What is being asked – Extract every line of the material below and reproduce it faithfully.

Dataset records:
______
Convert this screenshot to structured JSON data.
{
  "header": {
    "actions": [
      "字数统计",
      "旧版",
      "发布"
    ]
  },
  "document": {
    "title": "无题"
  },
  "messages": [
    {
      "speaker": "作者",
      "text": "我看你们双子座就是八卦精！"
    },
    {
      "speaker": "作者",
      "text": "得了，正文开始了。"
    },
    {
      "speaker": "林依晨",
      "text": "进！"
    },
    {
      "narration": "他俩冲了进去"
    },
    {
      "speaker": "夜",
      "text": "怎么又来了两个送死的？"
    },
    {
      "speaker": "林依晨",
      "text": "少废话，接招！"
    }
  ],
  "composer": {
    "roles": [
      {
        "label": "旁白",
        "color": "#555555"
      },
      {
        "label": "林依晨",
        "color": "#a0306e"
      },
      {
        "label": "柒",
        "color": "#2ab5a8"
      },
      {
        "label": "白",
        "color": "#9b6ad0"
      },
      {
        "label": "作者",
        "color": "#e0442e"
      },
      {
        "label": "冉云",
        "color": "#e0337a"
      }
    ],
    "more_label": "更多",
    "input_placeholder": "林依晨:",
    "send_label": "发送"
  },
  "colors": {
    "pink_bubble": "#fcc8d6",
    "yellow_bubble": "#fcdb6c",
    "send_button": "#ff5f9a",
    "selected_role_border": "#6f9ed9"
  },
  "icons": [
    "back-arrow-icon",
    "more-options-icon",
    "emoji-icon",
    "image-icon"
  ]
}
______
Response below –
Convert this screenshot to structured JSON data.
{
  "header": {
    "actions": [
      "字数统计",
      "旧版",
      "发布"
    ]
  },
  "document": {
    "title": "无题"
  },
  "messages": [
    {
      "speaker": "作者",
      "text": "我看你们双子座就是八卦精！"
    },
    {
      "speaker": "作者",
      "text": "得了，正文开始了。"
    },
    {
      "speaker": "林依晨",
      "text": "进！"
    },
    {
      "narration": "他俩冲了进去"
    },
    {
      "speaker": "夜",
      "text": "怎么又来了两个送死的？"
    },
    {
      "speaker": "林依晨",
      "text": "少废话，接招！"
    }
  ],
  "composer": {
    "roles": [
      {
        "label": "旁白",
        "color": "#555555"
      },
      {
        "label": "林依晨",
        "color": "#a0306e"
      },
      {
        "label": "柒",
        "color": "#2ab5a8"
      },
      {
        "label": "白",
        "color": "#9b6ad0"
      },
      {
        "label": "作者",
        "color": "#e0442e"
      },
      {
        "label": "冉云",
        "color": "#e0337a"
      }
    ],
    "more_label": "更多",
    "input_placeholder": "林依晨:",
    "send_label": "发送"
  },
  "colors": {
    "pink_bubble": "#fcc8d6",
    "yellow_bubble": "#fcdb6c",
    "send_button": "#ff5f9a",
    "selected_role_border": "#6f9ed9"
  },
  "icons": [
    "back-arrow-icon",
    "more-options-icon",
    "emoji-icon",
    "image-icon"
  ]
}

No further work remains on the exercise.